◆ OBJECTIVE
Quote every line below exactly and skip any picture.
# Start of INPUT FOR THIS TASK
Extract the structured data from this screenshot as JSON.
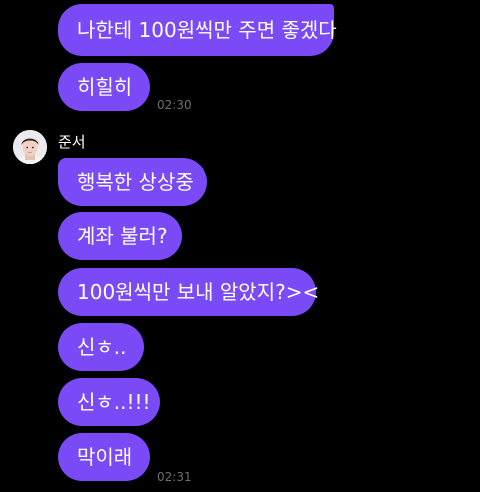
{
  "accent_color": "#7a4af7",
  "previous_group": {
    "messages": [
      {
        "text": "나한테 100원씩만 주면 좋겠다"
      },
      {
        "text": "히힐히"
      }
    ],
    "timestamp": "02:30"
  },
  "sender": {
    "name": "준서",
    "avatar_icon": "profile-photo-avatar"
  },
  "current_group": {
    "messages": [
      {
        "text": "행복한 상상중"
      },
      {
        "text": "계좌 불러?"
      },
      {
        "text": "100원씩만 보내 알았지?><"
      },
      {
        "text": "신ㅎ.."
      },
      {
        "text": "신ㅎ..!!!"
      },
      {
        "text": "막이래"
      }
    ],
    "timestamp": "02:31"
  }
}
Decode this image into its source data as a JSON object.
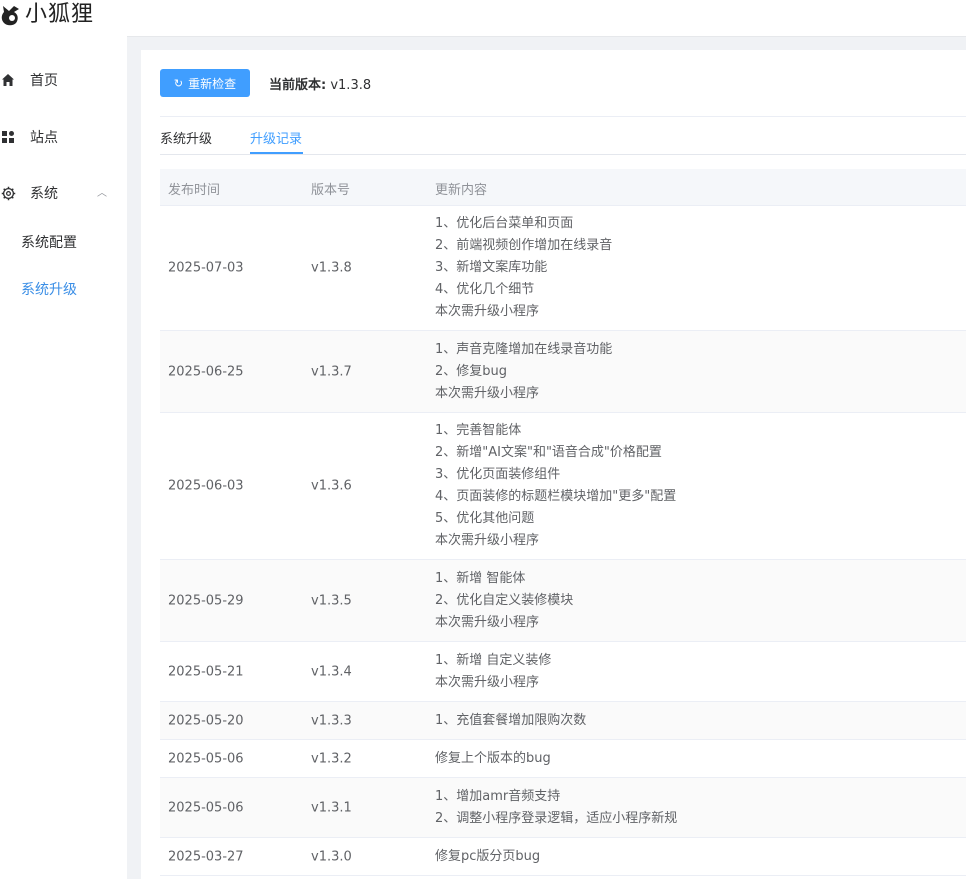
{
  "app": {
    "logo_text": "小狐狸"
  },
  "sidebar": {
    "items": [
      {
        "label": "首页",
        "icon": "home-icon"
      },
      {
        "label": "站点",
        "icon": "grid-icon"
      },
      {
        "label": "系统",
        "icon": "gear-icon"
      }
    ],
    "sub_items": [
      {
        "label": "系统配置"
      },
      {
        "label": "系统升级",
        "active": true
      }
    ]
  },
  "toolbar": {
    "refresh_label": "重新检查",
    "version_label": "当前版本:",
    "version_value": "v1.3.8"
  },
  "tabs": [
    {
      "label": "系统升级"
    },
    {
      "label": "升级记录",
      "active": true
    }
  ],
  "table": {
    "headers": [
      "发布时间",
      "版本号",
      "更新内容"
    ],
    "rows": [
      {
        "date": "2025-07-03",
        "version": "v1.3.8",
        "lines": [
          "1、优化后台菜单和页面",
          "2、前端视频创作增加在线录音",
          "3、新增文案库功能",
          "4、优化几个细节",
          "本次需升级小程序"
        ]
      },
      {
        "date": "2025-06-25",
        "version": "v1.3.7",
        "lines": [
          "1、声音克隆增加在线录音功能",
          "2、修复bug",
          "本次需升级小程序"
        ]
      },
      {
        "date": "2025-06-03",
        "version": "v1.3.6",
        "lines": [
          "1、完善智能体",
          "2、新增\"AI文案\"和\"语音合成\"价格配置",
          "3、优化页面装修组件",
          "4、页面装修的标题栏模块增加\"更多\"配置",
          "5、优化其他问题",
          "本次需升级小程序"
        ]
      },
      {
        "date": "2025-05-29",
        "version": "v1.3.5",
        "lines": [
          "1、新增 智能体",
          "2、优化自定义装修模块",
          "本次需升级小程序"
        ]
      },
      {
        "date": "2025-05-21",
        "version": "v1.3.4",
        "lines": [
          "1、新增 自定义装修",
          "本次需升级小程序"
        ]
      },
      {
        "date": "2025-05-20",
        "version": "v1.3.3",
        "lines": [
          "1、充值套餐增加限购次数"
        ]
      },
      {
        "date": "2025-05-06",
        "version": "v1.3.2",
        "lines": [
          "修复上个版本的bug"
        ]
      },
      {
        "date": "2025-05-06",
        "version": "v1.3.1",
        "lines": [
          "1、增加amr音频支持",
          "2、调整小程序登录逻辑，适应小程序新规"
        ]
      },
      {
        "date": "2025-03-27",
        "version": "v1.3.0",
        "lines": [
          "修复pc版分页bug"
        ]
      }
    ]
  },
  "colors": {
    "accent": "#409eff",
    "active_text": "#3a8ee6",
    "row_alt": "#fafafa",
    "page_bg": "#f0f2f5"
  }
}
# End of INPUT FOR THIS TASK
◆ EXERCISE RESPONSE
Extract the structured data from this screenshot as JSON.
{
  "accent_color": "#7a4af7",
  "previous_group": {
    "messages": [
      {
        "text": "나한테 100원씩만 주면 좋겠다"
      },
      {
        "text": "히힐히"
      }
    ],
    "timestamp": "02:30"
  },
  "sender": {
    "name": "준서",
    "avatar_icon": "profile-photo-avatar"
  },
  "current_group": {
    "messages": [
      {
        "text": "행복한 상상중"
      },
      {
        "text": "계좌 불러?"
      },
      {
        "text": "100원씩만 보내 알았지?><"
      },
      {
        "text": "신ㅎ.."
      },
      {
        "text": "신ㅎ..!!!"
      },
      {
        "text": "막이래"
      }
    ],
    "timestamp": "02:31"
  }
}
Decode this image into its source data as a JSON object.
{
  "app": {
    "logo_text": "小狐狸"
  },
  "sidebar": {
    "items": [
      {
        "label": "首页",
        "icon": "home-icon"
      },
      {
        "label": "站点",
        "icon": "grid-icon"
      },
      {
        "label": "系统",
        "icon": "gear-icon"
      }
    ],
    "sub_items": [
      {
        "label": "系统配置"
      },
      {
        "label": "系统升级",
        "active": true
      }
    ]
  },
  "toolbar": {
    "refresh_label": "重新检查",
    "version_label": "当前版本:",
    "version_value": "v1.3.8"
  },
  "tabs": [
    {
      "label": "系统升级"
    },
    {
      "label": "升级记录",
      "active": true
    }
  ],
  "table": {
    "headers": [
      "发布时间",
      "版本号",
      "更新内容"
    ],
    "rows": [
      {
        "date": "2025-07-03",
        "version": "v1.3.8",
        "lines": [
          "1、优化后台菜单和页面",
          "2、前端视频创作增加在线录音",
          "3、新增文案库功能",
          "4、优化几个细节",
          "本次需升级小程序"
        ]
      },
      {
        "date": "2025-06-25",
        "version": "v1.3.7",
        "lines": [
          "1、声音克隆增加在线录音功能",
          "2、修复bug",
          "本次需升级小程序"
        ]
      },
      {
        "date": "2025-06-03",
        "version": "v1.3.6",
        "lines": [
          "1、完善智能体",
          "2、新增\"AI文案\"和\"语音合成\"价格配置",
          "3、优化页面装修组件",
          "4、页面装修的标题栏模块增加\"更多\"配置",
          "5、优化其他问题",
          "本次需升级小程序"
        ]
      },
      {
        "date": "2025-05-29",
        "version": "v1.3.5",
        "lines": [
          "1、新增 智能体",
          "2、优化自定义装修模块",
          "本次需升级小程序"
        ]
      },
      {
        "date": "2025-05-21",
        "version": "v1.3.4",
        "lines": [
          "1、新增 自定义装修",
          "本次需升级小程序"
        ]
      },
      {
        "date": "2025-05-20",
        "version": "v1.3.3",
        "lines": [
          "1、充值套餐增加限购次数"
        ]
      },
      {
        "date": "2025-05-06",
        "version": "v1.3.2",
        "lines": [
          "修复上个版本的bug"
        ]
      },
      {
        "date": "2025-05-06",
        "version": "v1.3.1",
        "lines": [
          "1、增加amr音频支持",
          "2、调整小程序登录逻辑，适应小程序新规"
        ]
      },
      {
        "date": "2025-03-27",
        "version": "v1.3.0",
        "lines": [
          "修复pc版分页bug"
        ]
      }
    ]
  },
  "colors": {
    "accent": "#409eff",
    "active_text": "#3a8ee6",
    "row_alt": "#fafafa",
    "page_bg": "#f0f2f5"
  }
}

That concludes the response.